SHORT EXERCISE: Gather every line from the entries below that includes "name".

## START WORKING DATA

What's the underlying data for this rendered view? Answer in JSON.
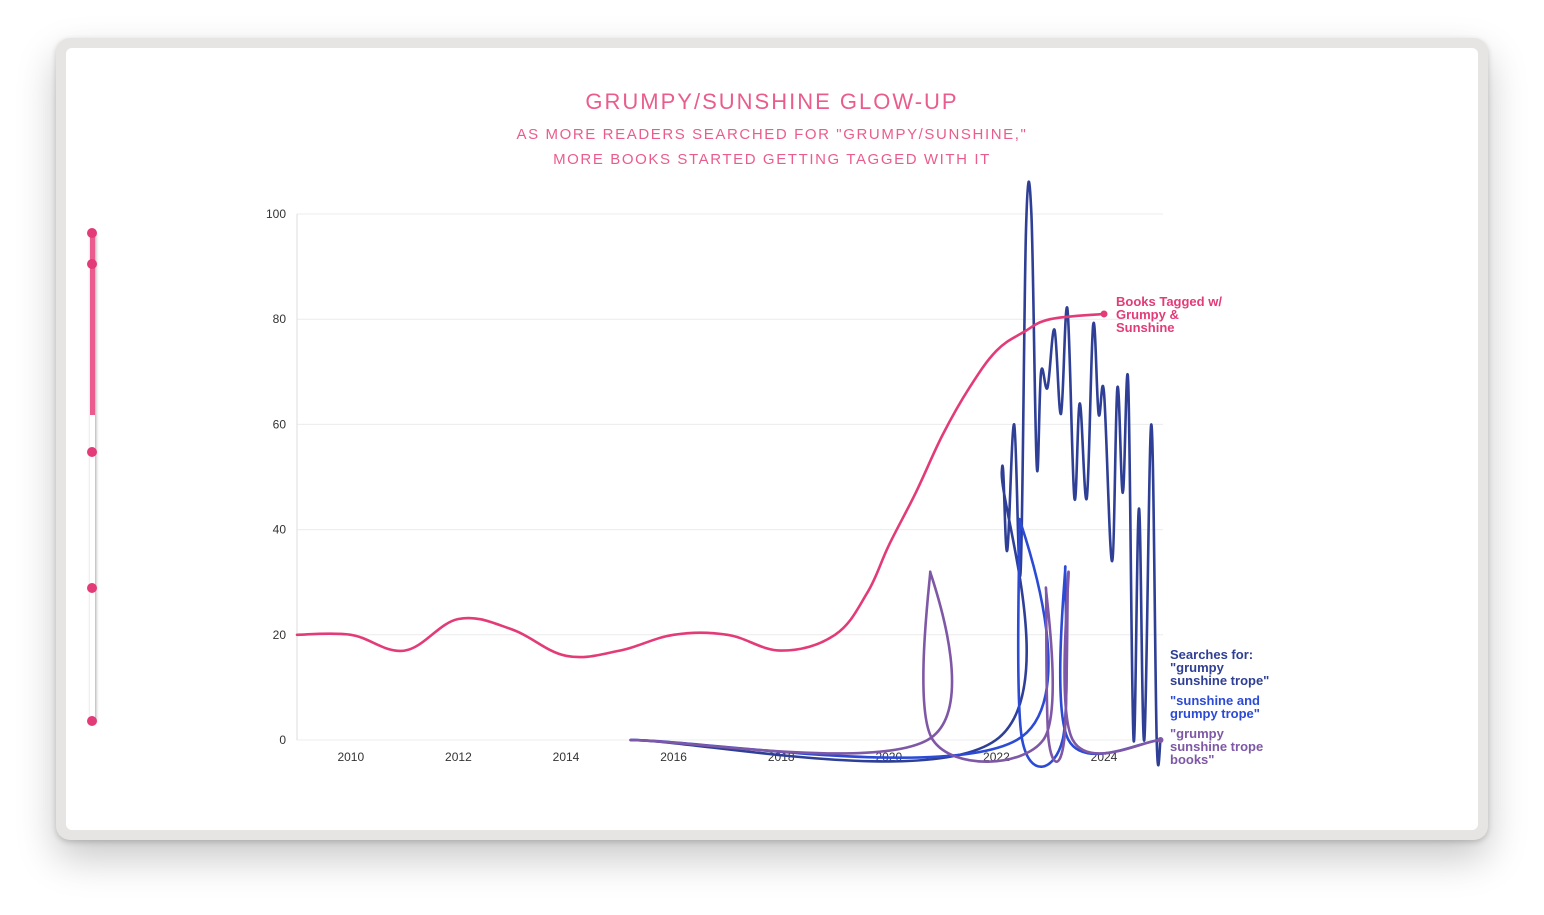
{
  "chart_data": {
    "type": "line",
    "title": "GRUMPY/SUNSHINE GLOW-UP",
    "subtitle": [
      "AS MORE READERS SEARCHED FOR \"GRUMPY/SUNSHINE,\"",
      "MORE BOOKS STARTED GETTING TAGGED WITH IT"
    ],
    "xlabel": "",
    "ylabel": "",
    "xlim": [
      2009,
      2025.1
    ],
    "ylim": [
      0,
      100
    ],
    "x_ticks": [
      2010,
      2012,
      2014,
      2016,
      2018,
      2020,
      2022,
      2024
    ],
    "y_ticks": [
      0,
      20,
      40,
      60,
      80,
      100
    ],
    "grid": "horizontal",
    "series": [
      {
        "name": "Books Tagged w/ Grumpy & Sunshine",
        "color": "#e23b78",
        "points": [
          [
            2009,
            20
          ],
          [
            2010,
            20
          ],
          [
            2011,
            17
          ],
          [
            2012,
            23
          ],
          [
            2013,
            21
          ],
          [
            2014,
            16
          ],
          [
            2015,
            17
          ],
          [
            2016,
            20
          ],
          [
            2017,
            20
          ],
          [
            2018,
            17
          ],
          [
            2019,
            20
          ],
          [
            2019.6,
            28
          ],
          [
            2020,
            37
          ],
          [
            2020.5,
            47
          ],
          [
            2021,
            58
          ],
          [
            2021.5,
            67
          ],
          [
            2022,
            74
          ],
          [
            2022.5,
            77.5
          ],
          [
            2023,
            80
          ],
          [
            2024,
            81
          ]
        ]
      },
      {
        "name": "\"grumpy sunshine trope\"",
        "color": "#2e3f95",
        "points": [
          [
            2015.2,
            0
          ],
          [
            2021.99,
            0
          ],
          [
            2022.1,
            51
          ],
          [
            2022.2,
            36
          ],
          [
            2022.33,
            60
          ],
          [
            2022.45,
            32
          ],
          [
            2022.55,
            97
          ],
          [
            2022.65,
            100
          ],
          [
            2022.75,
            52
          ],
          [
            2022.83,
            70
          ],
          [
            2022.95,
            67
          ],
          [
            2023.08,
            78
          ],
          [
            2023.2,
            62
          ],
          [
            2023.32,
            82
          ],
          [
            2023.45,
            46
          ],
          [
            2023.55,
            64
          ],
          [
            2023.68,
            46
          ],
          [
            2023.8,
            79
          ],
          [
            2023.9,
            62
          ],
          [
            2024.0,
            66
          ],
          [
            2024.15,
            34
          ],
          [
            2024.25,
            67
          ],
          [
            2024.35,
            47
          ],
          [
            2024.45,
            68
          ],
          [
            2024.55,
            0
          ],
          [
            2024.65,
            44
          ],
          [
            2024.75,
            0
          ],
          [
            2024.88,
            60
          ],
          [
            2024.98,
            0
          ],
          [
            2025.05,
            0
          ]
        ]
      },
      {
        "name": "\"sunshine and grumpy trope\"",
        "color": "#2b4ad6",
        "points": [
          [
            2015.2,
            0
          ],
          [
            2022.38,
            0
          ],
          [
            2022.43,
            42
          ],
          [
            2022.48,
            0
          ],
          [
            2023.23,
            0
          ],
          [
            2023.28,
            33
          ],
          [
            2023.34,
            0
          ],
          [
            2025.05,
            0
          ]
        ]
      },
      {
        "name": "\"grumpy sunshine trope books\"",
        "color": "#7e58a6",
        "points": [
          [
            2015.2,
            0
          ],
          [
            2020.72,
            0
          ],
          [
            2020.77,
            32
          ],
          [
            2020.82,
            0
          ],
          [
            2022.87,
            0
          ],
          [
            2022.92,
            29
          ],
          [
            2022.97,
            0
          ],
          [
            2023.26,
            0
          ],
          [
            2023.34,
            32
          ],
          [
            2023.42,
            0
          ],
          [
            2025.05,
            0
          ]
        ]
      }
    ],
    "annotations": {
      "books_label": [
        "Books Tagged w/",
        "Grumpy &",
        "Sunshine"
      ],
      "searches_header": "Searches for:",
      "search1_label": [
        "\"grumpy",
        "sunshine trope\""
      ],
      "search2_label": [
        "\"sunshine and",
        "grumpy trope\""
      ],
      "search3_label": [
        "\"grumpy",
        "sunshine trope",
        "books\""
      ]
    }
  },
  "progress_slider": {
    "color": "#ea5c8e",
    "steps": 6,
    "completed_fraction": 0.37
  }
}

## END WORKING DATA

THE OUTPUT:
        "name": "Books Tagged w/ Grumpy & Sunshine",
        "name": "\"grumpy sunshine trope\"",
        "name": "\"sunshine and grumpy trope\"",
        "name": "\"grumpy sunshine trope books\"",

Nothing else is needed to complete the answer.